Problem description:
Restate the whole of the material. Keep every word, and drop the pictures.

>> START Extracted material

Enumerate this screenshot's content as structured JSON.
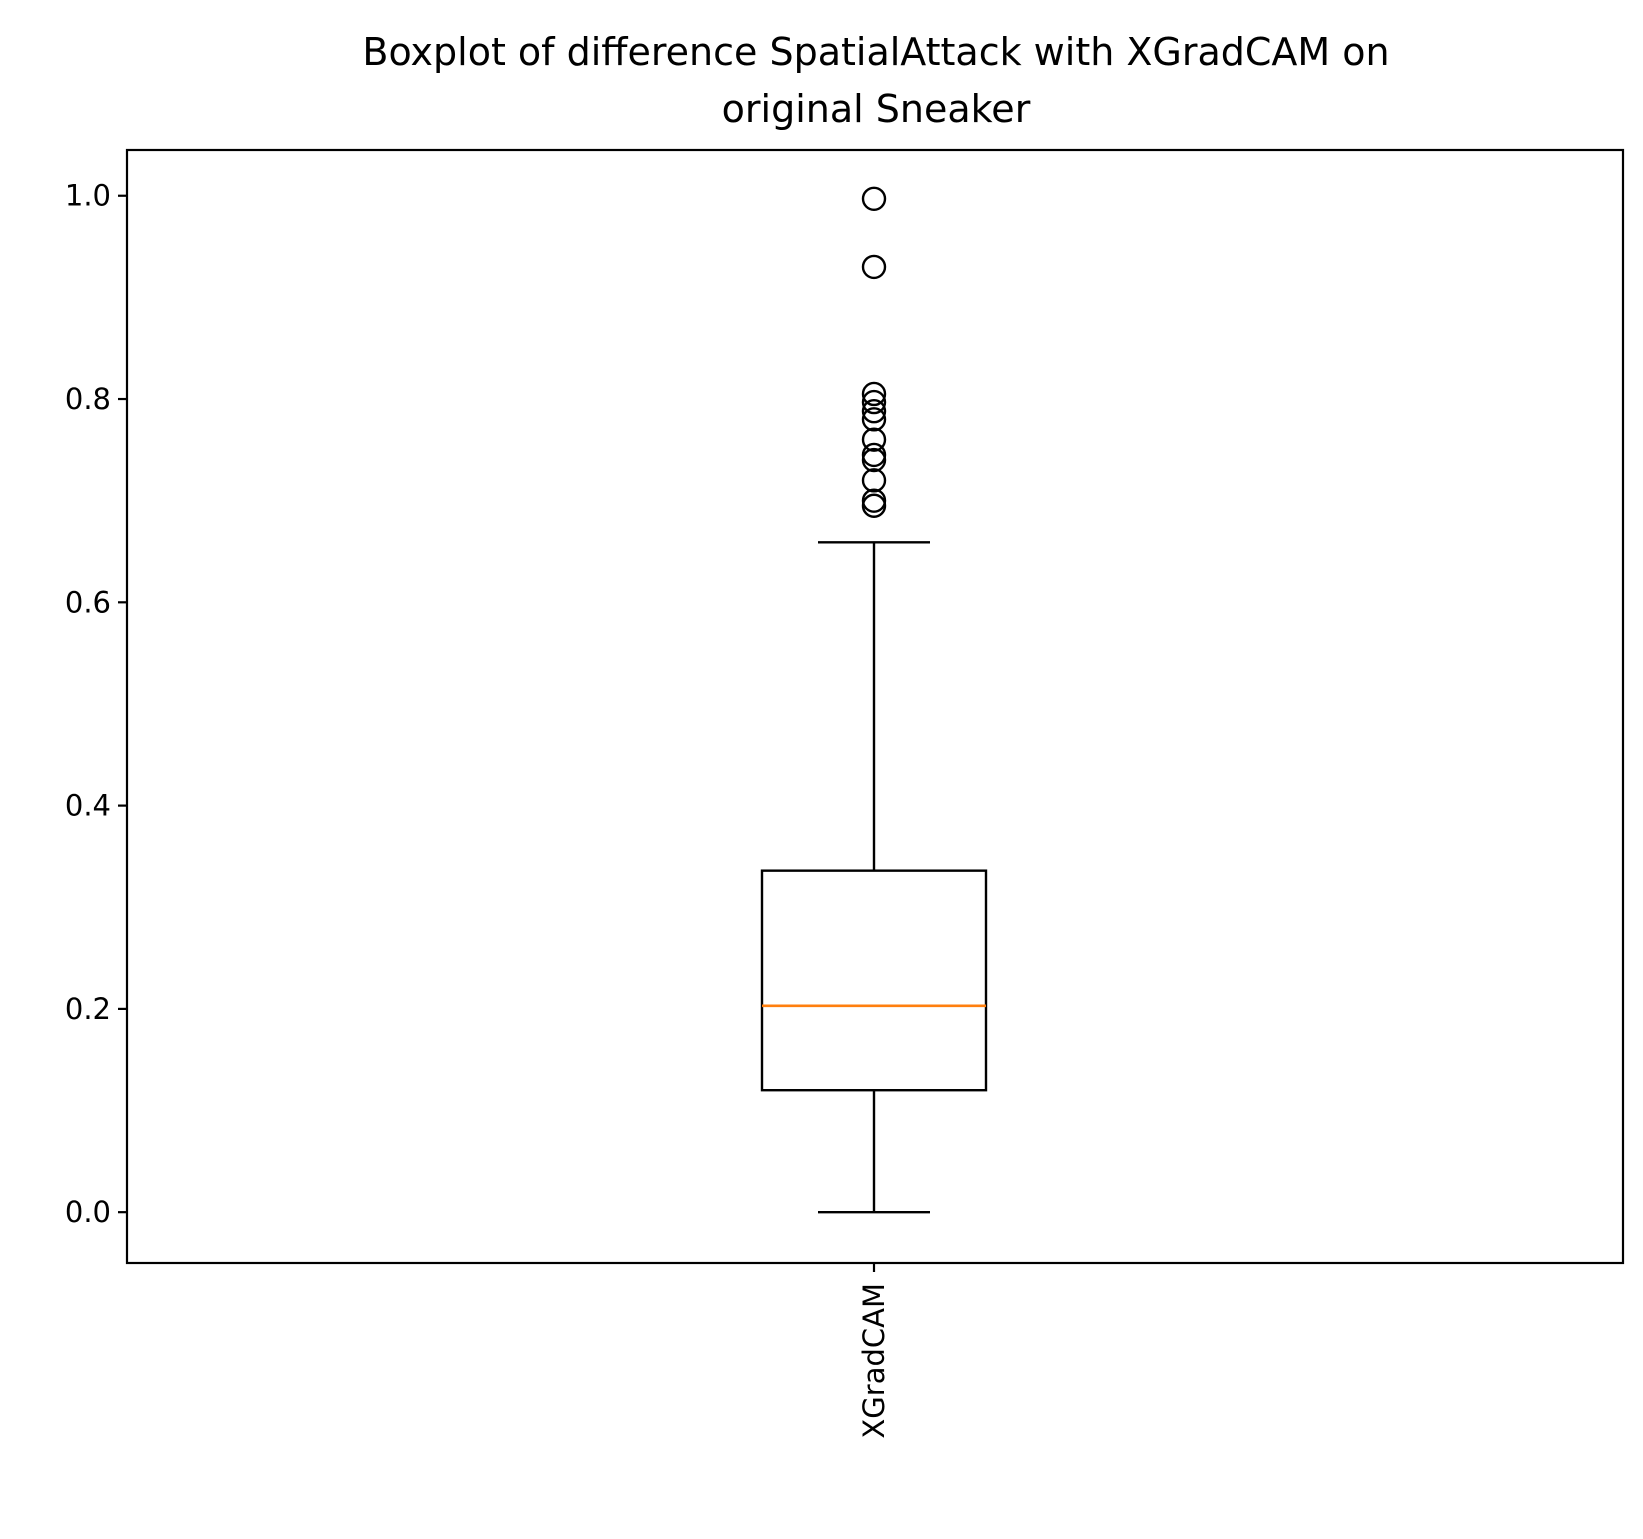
{
  "chart_data": {
    "type": "boxplot",
    "title_lines": [
      "Boxplot of difference SpatialAttack with XGradCAM on",
      "original Sneaker"
    ],
    "xlabel": "",
    "ylabel": "",
    "categories": [
      "XGradCAM"
    ],
    "ylim": [
      -0.05,
      1.045
    ],
    "yticks": [
      0.0,
      0.2,
      0.4,
      0.6,
      0.8,
      1.0
    ],
    "ytick_labels": [
      "0.0",
      "0.2",
      "0.4",
      "0.6",
      "0.8",
      "1.0"
    ],
    "grid": false,
    "legend": "none",
    "boxes": [
      {
        "name": "XGradCAM",
        "whisker_low": 0.0,
        "q1": 0.12,
        "median": 0.203,
        "q3": 0.336,
        "whisker_high": 0.659,
        "outliers": [
          0.997,
          0.93,
          0.805,
          0.797,
          0.788,
          0.78,
          0.76,
          0.745,
          0.74,
          0.72,
          0.7,
          0.695
        ]
      }
    ],
    "colors": {
      "box": "#000000",
      "median": "#ff7f0e",
      "outlier": "#000000"
    }
  }
}
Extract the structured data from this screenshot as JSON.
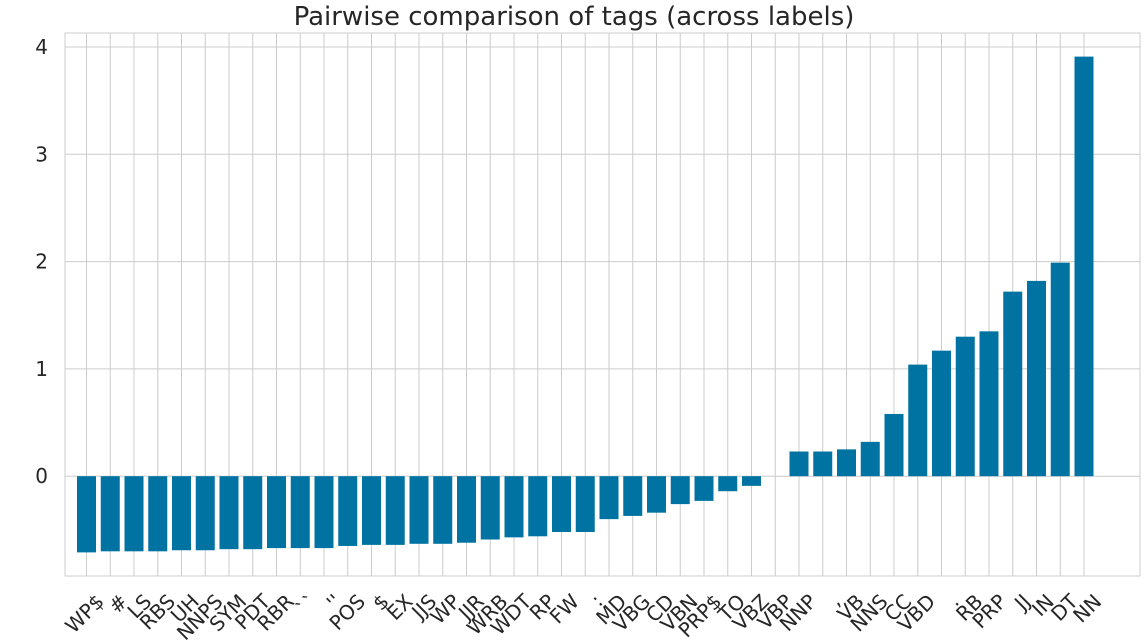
{
  "chart_data": {
    "type": "bar",
    "title": "Pairwise comparison of tags (across labels)",
    "xlabel": "",
    "ylabel": "",
    "ylim": [
      -0.93,
      4.13
    ],
    "yticks": [
      0,
      1,
      2,
      3,
      4
    ],
    "grid": true,
    "bar_color": "#0173a2",
    "categories": [
      "WP$",
      "#",
      "LS",
      "RBS",
      "UH",
      "NNPS",
      "SYM",
      "PDT",
      "RBR",
      "``",
      "''",
      "POS",
      "$",
      "EX",
      "JJS",
      "WP",
      "JJR",
      "WRB",
      "WDT",
      "RP",
      "FW",
      ":",
      "MD",
      "VBG",
      "CD",
      "VBN",
      "PRP$",
      "TO",
      "VBZ",
      "VBP",
      "NNP",
      ",",
      "VB",
      "NNS",
      "CC",
      "VBD",
      ".",
      "RB",
      "PRP",
      "JJ",
      "IN",
      "DT",
      "NN"
    ],
    "values": [
      -0.71,
      -0.7,
      -0.7,
      -0.7,
      -0.69,
      -0.69,
      -0.68,
      -0.68,
      -0.67,
      -0.67,
      -0.67,
      -0.65,
      -0.64,
      -0.64,
      -0.63,
      -0.63,
      -0.62,
      -0.59,
      -0.57,
      -0.56,
      -0.52,
      -0.52,
      -0.4,
      -0.37,
      -0.34,
      -0.26,
      -0.23,
      -0.14,
      -0.09,
      0.0,
      0.23,
      0.23,
      0.25,
      0.32,
      0.58,
      1.04,
      1.17,
      1.3,
      1.35,
      1.72,
      1.82,
      1.99,
      3.91
    ]
  }
}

>> END Extracted material

Exercise response:
Enumerate this screenshot's content as structured JSON.
{
  "chart_data": {
    "type": "boxplot",
    "title_lines": [
      "Boxplot of difference SpatialAttack with XGradCAM on",
      "original Sneaker"
    ],
    "xlabel": "",
    "ylabel": "",
    "categories": [
      "XGradCAM"
    ],
    "ylim": [
      -0.05,
      1.045
    ],
    "yticks": [
      0.0,
      0.2,
      0.4,
      0.6,
      0.8,
      1.0
    ],
    "ytick_labels": [
      "0.0",
      "0.2",
      "0.4",
      "0.6",
      "0.8",
      "1.0"
    ],
    "grid": false,
    "legend": "none",
    "boxes": [
      {
        "name": "XGradCAM",
        "whisker_low": 0.0,
        "q1": 0.12,
        "median": 0.203,
        "q3": 0.336,
        "whisker_high": 0.659,
        "outliers": [
          0.997,
          0.93,
          0.805,
          0.797,
          0.788,
          0.78,
          0.76,
          0.745,
          0.74,
          0.72,
          0.7,
          0.695
        ]
      }
    ],
    "colors": {
      "box": "#000000",
      "median": "#ff7f0e",
      "outlier": "#000000"
    }
  }
}
Extract the structured data from this screenshot as JSON.
{
  "chart_data": {
    "type": "bar",
    "title": "Pairwise comparison of tags (across labels)",
    "xlabel": "",
    "ylabel": "",
    "ylim": [
      -0.93,
      4.13
    ],
    "yticks": [
      0,
      1,
      2,
      3,
      4
    ],
    "grid": true,
    "bar_color": "#0173a2",
    "categories": [
      "WP$",
      "#",
      "LS",
      "RBS",
      "UH",
      "NNPS",
      "SYM",
      "PDT",
      "RBR",
      "``",
      "''",
      "POS",
      "$",
      "EX",
      "JJS",
      "WP",
      "JJR",
      "WRB",
      "WDT",
      "RP",
      "FW",
      ":",
      "MD",
      "VBG",
      "CD",
      "VBN",
      "PRP$",
      "TO",
      "VBZ",
      "VBP",
      "NNP",
      ",",
      "VB",
      "NNS",
      "CC",
      "VBD",
      ".",
      "RB",
      "PRP",
      "JJ",
      "IN",
      "DT",
      "NN"
    ],
    "values": [
      -0.71,
      -0.7,
      -0.7,
      -0.7,
      -0.69,
      -0.69,
      -0.68,
      -0.68,
      -0.67,
      -0.67,
      -0.67,
      -0.65,
      -0.64,
      -0.64,
      -0.63,
      -0.63,
      -0.62,
      -0.59,
      -0.57,
      -0.56,
      -0.52,
      -0.52,
      -0.4,
      -0.37,
      -0.34,
      -0.26,
      -0.23,
      -0.14,
      -0.09,
      0.0,
      0.23,
      0.23,
      0.25,
      0.32,
      0.58,
      1.04,
      1.17,
      1.3,
      1.35,
      1.72,
      1.82,
      1.99,
      3.91
    ]
  }
}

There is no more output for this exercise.